┌─ RECORDS TO USE

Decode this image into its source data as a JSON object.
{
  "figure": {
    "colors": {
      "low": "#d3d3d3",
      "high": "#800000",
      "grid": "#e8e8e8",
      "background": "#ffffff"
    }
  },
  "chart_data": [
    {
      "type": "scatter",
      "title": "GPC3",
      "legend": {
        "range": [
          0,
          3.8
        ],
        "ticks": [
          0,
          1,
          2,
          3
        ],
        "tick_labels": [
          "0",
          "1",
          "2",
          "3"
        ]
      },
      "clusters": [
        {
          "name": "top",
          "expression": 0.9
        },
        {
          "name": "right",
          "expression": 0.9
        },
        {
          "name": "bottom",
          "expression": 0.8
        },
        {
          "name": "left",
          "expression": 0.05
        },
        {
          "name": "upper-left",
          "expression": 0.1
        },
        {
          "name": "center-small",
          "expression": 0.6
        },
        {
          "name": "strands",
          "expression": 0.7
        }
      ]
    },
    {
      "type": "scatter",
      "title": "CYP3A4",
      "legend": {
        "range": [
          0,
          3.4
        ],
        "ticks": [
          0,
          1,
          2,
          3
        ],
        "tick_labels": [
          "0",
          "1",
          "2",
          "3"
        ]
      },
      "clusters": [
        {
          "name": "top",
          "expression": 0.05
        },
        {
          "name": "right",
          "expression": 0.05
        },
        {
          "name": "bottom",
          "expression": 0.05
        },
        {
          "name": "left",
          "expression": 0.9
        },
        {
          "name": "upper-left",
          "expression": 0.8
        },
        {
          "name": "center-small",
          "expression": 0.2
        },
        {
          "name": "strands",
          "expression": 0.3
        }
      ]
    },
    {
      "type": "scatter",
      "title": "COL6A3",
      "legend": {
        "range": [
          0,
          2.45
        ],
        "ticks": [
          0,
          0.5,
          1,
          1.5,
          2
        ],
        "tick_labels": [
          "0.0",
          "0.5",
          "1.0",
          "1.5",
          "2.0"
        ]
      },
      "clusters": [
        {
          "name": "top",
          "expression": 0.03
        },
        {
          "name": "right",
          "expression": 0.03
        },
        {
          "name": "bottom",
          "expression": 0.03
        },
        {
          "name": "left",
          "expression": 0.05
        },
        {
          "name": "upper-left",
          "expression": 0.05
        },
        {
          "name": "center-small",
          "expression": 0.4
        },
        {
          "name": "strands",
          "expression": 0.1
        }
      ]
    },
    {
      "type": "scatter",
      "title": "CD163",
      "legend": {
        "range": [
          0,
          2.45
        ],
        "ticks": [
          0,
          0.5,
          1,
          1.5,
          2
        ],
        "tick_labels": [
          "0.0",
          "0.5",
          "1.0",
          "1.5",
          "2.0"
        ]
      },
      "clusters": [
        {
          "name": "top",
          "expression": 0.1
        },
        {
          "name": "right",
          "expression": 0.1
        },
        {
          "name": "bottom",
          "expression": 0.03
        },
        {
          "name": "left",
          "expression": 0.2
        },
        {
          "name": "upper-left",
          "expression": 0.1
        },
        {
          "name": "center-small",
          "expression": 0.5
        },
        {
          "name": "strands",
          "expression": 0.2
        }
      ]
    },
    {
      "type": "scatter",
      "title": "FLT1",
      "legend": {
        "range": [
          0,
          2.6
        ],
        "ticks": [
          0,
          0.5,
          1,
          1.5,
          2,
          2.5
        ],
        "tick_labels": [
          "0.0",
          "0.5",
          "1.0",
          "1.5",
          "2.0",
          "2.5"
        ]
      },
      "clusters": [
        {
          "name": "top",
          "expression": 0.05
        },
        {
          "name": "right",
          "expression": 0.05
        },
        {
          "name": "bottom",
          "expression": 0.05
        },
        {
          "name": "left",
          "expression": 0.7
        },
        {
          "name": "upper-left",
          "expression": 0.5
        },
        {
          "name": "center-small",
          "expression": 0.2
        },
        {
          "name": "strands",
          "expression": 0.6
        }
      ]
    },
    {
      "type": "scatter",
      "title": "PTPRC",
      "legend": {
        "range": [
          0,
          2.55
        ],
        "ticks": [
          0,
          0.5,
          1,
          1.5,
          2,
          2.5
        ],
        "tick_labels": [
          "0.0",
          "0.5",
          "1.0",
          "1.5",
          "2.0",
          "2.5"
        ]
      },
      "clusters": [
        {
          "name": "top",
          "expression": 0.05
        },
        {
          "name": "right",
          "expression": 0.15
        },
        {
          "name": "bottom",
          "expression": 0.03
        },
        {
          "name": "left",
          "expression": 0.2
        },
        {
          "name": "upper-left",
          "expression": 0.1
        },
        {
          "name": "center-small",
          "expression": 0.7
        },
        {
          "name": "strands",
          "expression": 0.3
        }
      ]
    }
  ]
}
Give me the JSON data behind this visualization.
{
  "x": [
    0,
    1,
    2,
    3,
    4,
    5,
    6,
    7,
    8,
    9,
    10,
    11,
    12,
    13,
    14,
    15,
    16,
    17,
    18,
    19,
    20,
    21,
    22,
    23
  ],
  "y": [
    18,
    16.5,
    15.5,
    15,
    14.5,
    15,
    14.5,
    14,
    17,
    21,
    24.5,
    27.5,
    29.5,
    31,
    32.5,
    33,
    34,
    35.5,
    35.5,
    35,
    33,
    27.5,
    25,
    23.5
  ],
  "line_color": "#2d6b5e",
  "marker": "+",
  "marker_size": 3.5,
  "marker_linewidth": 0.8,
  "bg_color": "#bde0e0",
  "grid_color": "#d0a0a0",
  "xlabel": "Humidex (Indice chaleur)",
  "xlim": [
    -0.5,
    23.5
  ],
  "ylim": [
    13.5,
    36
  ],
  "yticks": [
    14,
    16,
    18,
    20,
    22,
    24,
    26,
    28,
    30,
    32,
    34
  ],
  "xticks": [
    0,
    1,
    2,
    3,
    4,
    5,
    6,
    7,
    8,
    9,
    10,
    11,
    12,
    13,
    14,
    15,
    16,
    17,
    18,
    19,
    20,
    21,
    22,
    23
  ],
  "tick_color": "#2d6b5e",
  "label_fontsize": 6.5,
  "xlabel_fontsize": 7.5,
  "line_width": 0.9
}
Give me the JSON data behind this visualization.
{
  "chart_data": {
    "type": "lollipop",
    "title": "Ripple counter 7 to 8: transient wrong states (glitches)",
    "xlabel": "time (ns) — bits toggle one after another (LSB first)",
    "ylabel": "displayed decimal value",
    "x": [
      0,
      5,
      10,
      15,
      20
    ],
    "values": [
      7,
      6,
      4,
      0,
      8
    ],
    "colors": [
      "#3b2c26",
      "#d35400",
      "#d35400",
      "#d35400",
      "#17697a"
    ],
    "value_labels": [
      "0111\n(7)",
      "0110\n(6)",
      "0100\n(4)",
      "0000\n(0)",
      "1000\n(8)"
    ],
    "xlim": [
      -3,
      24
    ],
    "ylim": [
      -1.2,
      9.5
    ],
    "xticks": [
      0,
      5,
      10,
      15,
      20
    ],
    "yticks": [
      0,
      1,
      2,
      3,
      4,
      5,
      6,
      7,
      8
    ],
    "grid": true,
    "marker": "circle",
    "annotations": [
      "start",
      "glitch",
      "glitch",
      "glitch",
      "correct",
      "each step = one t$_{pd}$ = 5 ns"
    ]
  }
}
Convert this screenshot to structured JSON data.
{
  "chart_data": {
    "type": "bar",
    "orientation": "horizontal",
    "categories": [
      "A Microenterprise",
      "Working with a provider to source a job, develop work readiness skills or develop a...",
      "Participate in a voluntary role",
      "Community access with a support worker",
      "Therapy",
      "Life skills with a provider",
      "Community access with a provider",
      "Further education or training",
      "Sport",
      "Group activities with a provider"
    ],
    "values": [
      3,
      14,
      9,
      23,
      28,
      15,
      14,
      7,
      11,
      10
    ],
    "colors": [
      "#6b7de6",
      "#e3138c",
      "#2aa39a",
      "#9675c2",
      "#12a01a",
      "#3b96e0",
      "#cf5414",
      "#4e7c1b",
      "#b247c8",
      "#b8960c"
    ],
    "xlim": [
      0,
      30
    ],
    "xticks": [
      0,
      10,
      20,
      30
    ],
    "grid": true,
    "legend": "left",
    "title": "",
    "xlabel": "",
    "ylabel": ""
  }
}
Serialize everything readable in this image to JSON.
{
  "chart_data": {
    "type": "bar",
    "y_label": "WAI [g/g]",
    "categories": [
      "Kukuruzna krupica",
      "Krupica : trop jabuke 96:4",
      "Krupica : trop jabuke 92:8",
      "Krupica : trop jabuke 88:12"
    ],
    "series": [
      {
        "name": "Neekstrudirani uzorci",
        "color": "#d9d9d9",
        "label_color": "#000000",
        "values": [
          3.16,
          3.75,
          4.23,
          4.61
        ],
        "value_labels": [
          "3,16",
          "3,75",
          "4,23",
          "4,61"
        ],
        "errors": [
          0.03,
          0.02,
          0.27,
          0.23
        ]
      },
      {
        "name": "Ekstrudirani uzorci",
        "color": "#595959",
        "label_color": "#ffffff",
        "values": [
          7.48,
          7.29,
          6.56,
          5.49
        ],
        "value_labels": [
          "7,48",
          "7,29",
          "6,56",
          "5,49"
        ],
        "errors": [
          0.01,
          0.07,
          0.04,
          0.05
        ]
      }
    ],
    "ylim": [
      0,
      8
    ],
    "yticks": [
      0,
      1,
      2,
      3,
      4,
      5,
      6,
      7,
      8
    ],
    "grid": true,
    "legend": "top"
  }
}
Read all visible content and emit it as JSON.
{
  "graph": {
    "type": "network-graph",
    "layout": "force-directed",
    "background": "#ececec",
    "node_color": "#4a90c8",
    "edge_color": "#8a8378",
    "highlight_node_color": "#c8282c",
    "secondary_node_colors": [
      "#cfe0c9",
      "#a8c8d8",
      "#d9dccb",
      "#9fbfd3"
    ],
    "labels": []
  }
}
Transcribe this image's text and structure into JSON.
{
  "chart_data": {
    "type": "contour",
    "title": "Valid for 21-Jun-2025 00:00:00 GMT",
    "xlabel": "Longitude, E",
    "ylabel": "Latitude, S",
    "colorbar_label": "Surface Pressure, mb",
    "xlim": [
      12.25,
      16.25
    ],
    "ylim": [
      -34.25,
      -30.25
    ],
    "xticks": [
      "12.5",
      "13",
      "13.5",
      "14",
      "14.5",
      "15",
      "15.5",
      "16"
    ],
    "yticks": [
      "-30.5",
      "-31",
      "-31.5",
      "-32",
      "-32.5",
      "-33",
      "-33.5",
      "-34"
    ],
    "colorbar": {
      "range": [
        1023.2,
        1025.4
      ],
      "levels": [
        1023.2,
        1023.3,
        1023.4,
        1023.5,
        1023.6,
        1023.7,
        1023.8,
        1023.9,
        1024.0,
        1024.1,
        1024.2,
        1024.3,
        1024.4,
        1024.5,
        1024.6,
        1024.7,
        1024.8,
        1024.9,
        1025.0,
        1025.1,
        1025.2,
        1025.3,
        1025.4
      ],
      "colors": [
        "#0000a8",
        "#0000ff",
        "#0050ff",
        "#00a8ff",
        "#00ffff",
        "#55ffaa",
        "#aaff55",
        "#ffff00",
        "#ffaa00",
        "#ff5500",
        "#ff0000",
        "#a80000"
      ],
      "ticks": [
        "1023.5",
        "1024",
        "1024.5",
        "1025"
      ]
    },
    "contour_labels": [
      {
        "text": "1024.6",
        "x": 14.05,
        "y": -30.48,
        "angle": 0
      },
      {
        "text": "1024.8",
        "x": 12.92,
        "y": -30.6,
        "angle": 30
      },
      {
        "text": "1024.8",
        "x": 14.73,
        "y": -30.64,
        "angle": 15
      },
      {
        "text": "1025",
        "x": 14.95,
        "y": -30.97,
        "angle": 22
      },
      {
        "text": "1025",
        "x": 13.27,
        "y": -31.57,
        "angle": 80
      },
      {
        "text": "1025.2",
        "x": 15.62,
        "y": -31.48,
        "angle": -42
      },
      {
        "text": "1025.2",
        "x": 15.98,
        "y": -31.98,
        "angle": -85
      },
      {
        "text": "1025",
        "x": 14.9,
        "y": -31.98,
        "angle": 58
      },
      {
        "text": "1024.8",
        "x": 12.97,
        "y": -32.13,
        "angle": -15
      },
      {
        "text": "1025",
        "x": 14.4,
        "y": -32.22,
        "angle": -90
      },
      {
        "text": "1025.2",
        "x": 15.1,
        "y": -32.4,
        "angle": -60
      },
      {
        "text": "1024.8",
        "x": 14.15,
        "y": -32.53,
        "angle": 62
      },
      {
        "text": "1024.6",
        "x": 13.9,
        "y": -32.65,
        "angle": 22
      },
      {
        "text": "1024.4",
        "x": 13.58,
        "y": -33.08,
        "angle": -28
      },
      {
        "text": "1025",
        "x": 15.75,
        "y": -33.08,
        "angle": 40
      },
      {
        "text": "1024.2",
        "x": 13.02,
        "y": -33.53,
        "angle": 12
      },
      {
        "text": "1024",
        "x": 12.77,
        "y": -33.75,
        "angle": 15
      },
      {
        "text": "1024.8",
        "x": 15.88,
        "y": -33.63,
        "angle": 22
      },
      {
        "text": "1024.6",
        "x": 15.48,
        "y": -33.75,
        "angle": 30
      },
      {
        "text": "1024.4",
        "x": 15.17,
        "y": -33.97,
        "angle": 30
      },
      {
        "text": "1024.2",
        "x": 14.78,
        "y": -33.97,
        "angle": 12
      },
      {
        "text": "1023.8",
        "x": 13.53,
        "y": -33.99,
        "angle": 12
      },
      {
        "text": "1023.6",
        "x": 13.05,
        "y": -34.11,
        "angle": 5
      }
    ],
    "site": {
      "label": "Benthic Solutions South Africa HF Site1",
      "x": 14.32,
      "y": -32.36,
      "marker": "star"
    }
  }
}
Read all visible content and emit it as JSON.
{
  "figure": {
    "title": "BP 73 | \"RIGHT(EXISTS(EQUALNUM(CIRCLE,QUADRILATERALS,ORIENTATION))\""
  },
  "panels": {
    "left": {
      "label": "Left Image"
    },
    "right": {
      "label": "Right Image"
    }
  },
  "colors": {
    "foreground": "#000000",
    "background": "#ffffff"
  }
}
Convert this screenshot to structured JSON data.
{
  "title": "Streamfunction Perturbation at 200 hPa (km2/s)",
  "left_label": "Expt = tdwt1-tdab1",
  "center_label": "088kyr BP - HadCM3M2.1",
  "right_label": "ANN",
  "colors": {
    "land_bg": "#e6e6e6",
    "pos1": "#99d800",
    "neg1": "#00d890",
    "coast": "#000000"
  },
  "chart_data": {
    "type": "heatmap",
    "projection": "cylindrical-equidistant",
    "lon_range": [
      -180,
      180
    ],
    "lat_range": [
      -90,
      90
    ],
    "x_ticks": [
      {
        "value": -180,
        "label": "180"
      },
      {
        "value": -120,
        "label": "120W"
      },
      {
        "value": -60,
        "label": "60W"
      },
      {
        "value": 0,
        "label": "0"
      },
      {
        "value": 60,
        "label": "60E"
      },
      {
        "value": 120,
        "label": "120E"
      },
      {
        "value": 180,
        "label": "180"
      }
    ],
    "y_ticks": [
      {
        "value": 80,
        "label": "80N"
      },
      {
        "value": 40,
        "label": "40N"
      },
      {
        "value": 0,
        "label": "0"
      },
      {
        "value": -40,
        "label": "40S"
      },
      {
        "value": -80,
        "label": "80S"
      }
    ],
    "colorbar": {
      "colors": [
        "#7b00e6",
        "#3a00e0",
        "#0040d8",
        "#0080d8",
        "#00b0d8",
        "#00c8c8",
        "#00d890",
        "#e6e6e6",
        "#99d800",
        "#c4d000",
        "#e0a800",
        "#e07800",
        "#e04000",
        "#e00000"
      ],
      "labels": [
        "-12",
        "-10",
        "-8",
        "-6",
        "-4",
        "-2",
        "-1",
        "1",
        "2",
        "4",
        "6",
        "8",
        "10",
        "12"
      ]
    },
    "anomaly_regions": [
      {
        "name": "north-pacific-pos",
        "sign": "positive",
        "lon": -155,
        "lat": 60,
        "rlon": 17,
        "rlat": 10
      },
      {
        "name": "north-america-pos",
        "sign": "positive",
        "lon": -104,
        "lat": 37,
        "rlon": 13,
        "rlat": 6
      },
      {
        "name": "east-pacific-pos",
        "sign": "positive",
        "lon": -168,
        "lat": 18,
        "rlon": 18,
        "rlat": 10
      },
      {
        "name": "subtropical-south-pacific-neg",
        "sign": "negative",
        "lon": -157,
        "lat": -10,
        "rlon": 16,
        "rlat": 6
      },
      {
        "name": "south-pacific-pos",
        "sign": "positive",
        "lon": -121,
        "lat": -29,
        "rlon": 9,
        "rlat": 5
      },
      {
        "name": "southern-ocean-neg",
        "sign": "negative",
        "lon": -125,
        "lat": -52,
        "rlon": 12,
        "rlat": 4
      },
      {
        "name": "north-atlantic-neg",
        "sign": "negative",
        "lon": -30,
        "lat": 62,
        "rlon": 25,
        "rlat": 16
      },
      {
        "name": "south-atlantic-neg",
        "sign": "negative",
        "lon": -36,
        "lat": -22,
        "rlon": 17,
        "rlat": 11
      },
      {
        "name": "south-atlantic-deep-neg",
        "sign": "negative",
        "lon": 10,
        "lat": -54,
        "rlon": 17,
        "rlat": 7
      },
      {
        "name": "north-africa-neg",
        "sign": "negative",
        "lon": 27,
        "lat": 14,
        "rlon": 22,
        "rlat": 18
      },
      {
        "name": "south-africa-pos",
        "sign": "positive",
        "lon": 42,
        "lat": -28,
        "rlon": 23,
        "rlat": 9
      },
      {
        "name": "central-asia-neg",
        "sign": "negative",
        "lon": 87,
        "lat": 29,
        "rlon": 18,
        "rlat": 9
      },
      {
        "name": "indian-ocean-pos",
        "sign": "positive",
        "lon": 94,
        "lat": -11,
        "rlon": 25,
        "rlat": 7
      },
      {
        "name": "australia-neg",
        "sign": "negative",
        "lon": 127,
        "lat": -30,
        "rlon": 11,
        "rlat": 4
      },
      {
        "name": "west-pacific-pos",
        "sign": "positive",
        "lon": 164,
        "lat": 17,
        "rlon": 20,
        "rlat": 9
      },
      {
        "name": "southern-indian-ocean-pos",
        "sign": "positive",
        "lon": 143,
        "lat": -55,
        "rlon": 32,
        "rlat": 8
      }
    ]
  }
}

└─

> **DIRECTIONS FOR THIS TASK**: Your answer should be a single number: the count of lines in the entries that contain the word "southern".

> **WORKED ANSWER**: 2